#### Work to be completed
Reproduce the material below line for line, with no changes.

○ ○ ○ ○

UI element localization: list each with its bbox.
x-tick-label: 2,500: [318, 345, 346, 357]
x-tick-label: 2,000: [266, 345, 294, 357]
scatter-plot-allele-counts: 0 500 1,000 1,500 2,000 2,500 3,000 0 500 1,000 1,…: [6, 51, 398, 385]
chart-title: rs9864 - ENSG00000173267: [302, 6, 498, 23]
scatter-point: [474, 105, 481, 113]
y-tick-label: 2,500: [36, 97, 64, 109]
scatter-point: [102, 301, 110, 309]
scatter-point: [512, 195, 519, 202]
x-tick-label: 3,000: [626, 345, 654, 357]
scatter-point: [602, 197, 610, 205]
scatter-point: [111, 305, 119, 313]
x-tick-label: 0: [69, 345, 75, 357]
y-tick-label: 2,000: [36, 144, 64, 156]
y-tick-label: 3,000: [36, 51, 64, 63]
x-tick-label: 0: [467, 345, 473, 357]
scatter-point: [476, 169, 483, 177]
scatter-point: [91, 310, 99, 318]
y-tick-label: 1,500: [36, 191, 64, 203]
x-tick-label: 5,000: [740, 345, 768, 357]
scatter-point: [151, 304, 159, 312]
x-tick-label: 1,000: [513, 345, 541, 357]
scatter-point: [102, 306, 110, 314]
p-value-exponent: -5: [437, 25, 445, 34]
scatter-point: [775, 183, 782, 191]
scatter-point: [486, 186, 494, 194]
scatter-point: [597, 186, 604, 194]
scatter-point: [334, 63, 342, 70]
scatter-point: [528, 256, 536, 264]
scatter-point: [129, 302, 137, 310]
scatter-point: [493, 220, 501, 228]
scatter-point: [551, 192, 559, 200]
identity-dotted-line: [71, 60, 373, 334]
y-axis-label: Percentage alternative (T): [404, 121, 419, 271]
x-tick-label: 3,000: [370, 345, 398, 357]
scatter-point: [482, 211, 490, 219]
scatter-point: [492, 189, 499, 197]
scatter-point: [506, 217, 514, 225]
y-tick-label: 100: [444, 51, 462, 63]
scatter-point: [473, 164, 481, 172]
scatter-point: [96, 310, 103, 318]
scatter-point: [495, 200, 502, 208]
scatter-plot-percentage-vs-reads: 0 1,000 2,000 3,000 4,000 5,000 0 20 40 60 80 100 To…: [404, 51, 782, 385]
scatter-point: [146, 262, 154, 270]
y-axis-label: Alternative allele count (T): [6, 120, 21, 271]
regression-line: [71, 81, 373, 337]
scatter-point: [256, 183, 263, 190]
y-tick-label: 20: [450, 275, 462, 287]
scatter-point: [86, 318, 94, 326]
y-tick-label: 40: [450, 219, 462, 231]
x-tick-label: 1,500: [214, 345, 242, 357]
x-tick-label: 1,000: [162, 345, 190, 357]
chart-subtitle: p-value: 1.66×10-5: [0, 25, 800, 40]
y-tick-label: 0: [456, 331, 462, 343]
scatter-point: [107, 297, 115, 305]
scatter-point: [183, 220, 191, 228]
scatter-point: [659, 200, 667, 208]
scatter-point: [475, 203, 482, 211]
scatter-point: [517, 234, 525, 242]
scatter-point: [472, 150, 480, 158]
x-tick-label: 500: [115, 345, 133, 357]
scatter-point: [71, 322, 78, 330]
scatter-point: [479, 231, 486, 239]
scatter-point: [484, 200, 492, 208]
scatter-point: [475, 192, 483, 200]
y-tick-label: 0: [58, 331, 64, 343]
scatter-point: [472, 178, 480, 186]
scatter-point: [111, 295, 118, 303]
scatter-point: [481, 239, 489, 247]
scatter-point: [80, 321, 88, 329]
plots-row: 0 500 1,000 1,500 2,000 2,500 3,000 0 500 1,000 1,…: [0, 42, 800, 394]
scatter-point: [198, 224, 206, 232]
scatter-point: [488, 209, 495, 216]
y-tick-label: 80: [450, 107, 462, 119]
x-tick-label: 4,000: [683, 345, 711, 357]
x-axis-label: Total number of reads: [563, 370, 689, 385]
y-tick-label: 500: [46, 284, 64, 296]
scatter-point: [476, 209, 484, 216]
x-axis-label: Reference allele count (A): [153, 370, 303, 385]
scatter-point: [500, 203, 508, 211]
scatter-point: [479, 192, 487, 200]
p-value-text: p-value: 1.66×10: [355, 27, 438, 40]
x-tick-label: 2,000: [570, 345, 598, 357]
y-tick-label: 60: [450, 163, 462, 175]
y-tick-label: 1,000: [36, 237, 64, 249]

○ ○ ○ ○

#### Response to the task
UI element localization: list each with its bbox.
x-tick-label: 2,500: [318, 345, 346, 357]
x-tick-label: 2,000: [266, 345, 294, 357]
scatter-plot-allele-counts: 0 500 1,000 1,500 2,000 2,500 3,000 0 500 1,000 1,…: [6, 51, 398, 385]
chart-title: rs9864 - ENSG00000173267: [302, 6, 498, 23]
scatter-point: [474, 105, 481, 113]
y-tick-label: 2,500: [36, 97, 64, 109]
scatter-point: [102, 301, 110, 309]
scatter-point: [512, 195, 519, 202]
x-tick-label: 3,000: [626, 345, 654, 357]
scatter-point: [602, 197, 610, 205]
scatter-point: [111, 305, 119, 313]
x-tick-label: 0: [69, 345, 75, 357]
y-tick-label: 2,000: [36, 144, 64, 156]
y-tick-label: 3,000: [36, 51, 64, 63]
x-tick-label: 0: [467, 345, 473, 357]
scatter-point: [476, 169, 483, 177]
scatter-point: [91, 310, 99, 318]
y-tick-label: 1,500: [36, 191, 64, 203]
x-tick-label: 5,000: [740, 345, 768, 357]
scatter-point: [151, 304, 159, 312]
x-tick-label: 1,000: [513, 345, 541, 357]
scatter-point: [102, 306, 110, 314]
p-value-exponent: -5: [437, 25, 445, 34]
scatter-point: [775, 183, 782, 191]
scatter-point: [486, 186, 494, 194]
scatter-point: [597, 186, 604, 194]
scatter-point: [334, 63, 342, 70]
scatter-point: [528, 256, 536, 264]
scatter-point: [129, 302, 137, 310]
scatter-point: [493, 220, 501, 228]
scatter-point: [551, 192, 559, 200]
identity-dotted-line: [71, 60, 373, 334]
y-axis-label: Percentage alternative (T): [404, 121, 419, 271]
x-tick-label: 3,000: [370, 345, 398, 357]
scatter-point: [482, 211, 490, 219]
scatter-point: [492, 189, 499, 197]
scatter-point: [506, 217, 514, 225]
y-tick-label: 100: [444, 51, 462, 63]
scatter-point: [473, 164, 481, 172]
scatter-point: [96, 310, 103, 318]
scatter-point: [495, 200, 502, 208]
scatter-plot-percentage-vs-reads: 0 1,000 2,000 3,000 4,000 5,000 0 20 40 60 80 100 To…: [404, 51, 782, 385]
scatter-point: [146, 262, 154, 270]
y-axis-label: Alternative allele count (T): [6, 120, 21, 271]
regression-line: [71, 81, 373, 337]
scatter-point: [256, 183, 263, 190]
y-tick-label: 20: [450, 275, 462, 287]
scatter-point: [86, 318, 94, 326]
y-tick-label: 40: [450, 219, 462, 231]
x-tick-label: 1,500: [214, 345, 242, 357]
x-tick-label: 1,000: [162, 345, 190, 357]
chart-subtitle: p-value: 1.66×10-5: [0, 25, 800, 40]
y-tick-label: 0: [456, 331, 462, 343]
scatter-point: [107, 297, 115, 305]
scatter-point: [183, 220, 191, 228]
scatter-point: [659, 200, 667, 208]
scatter-point: [475, 203, 482, 211]
scatter-point: [517, 234, 525, 242]
scatter-point: [472, 150, 480, 158]
x-tick-label: 500: [115, 345, 133, 357]
scatter-point: [71, 322, 78, 330]
scatter-point: [479, 231, 486, 239]
scatter-point: [484, 200, 492, 208]
scatter-point: [475, 192, 483, 200]
y-tick-label: 0: [58, 331, 64, 343]
scatter-point: [472, 178, 480, 186]
scatter-point: [111, 295, 118, 303]
scatter-point: [481, 239, 489, 247]
scatter-point: [80, 321, 88, 329]
plots-row: 0 500 1,000 1,500 2,000 2,500 3,000 0 500 1,000 1,…: [0, 42, 800, 394]
scatter-point: [198, 224, 206, 232]
scatter-point: [488, 209, 495, 216]
y-tick-label: 80: [450, 107, 462, 119]
x-tick-label: 4,000: [683, 345, 711, 357]
x-axis-label: Total number of reads: [563, 370, 689, 385]
y-tick-label: 500: [46, 284, 64, 296]
scatter-point: [476, 209, 484, 216]
x-axis-label: Reference allele count (A): [153, 370, 303, 385]
scatter-point: [500, 203, 508, 211]
scatter-point: [479, 192, 487, 200]
p-value-text: p-value: 1.66×10: [355, 27, 438, 40]
x-tick-label: 2,000: [570, 345, 598, 357]
y-tick-label: 60: [450, 163, 462, 175]
y-tick-label: 1,000: [36, 237, 64, 249]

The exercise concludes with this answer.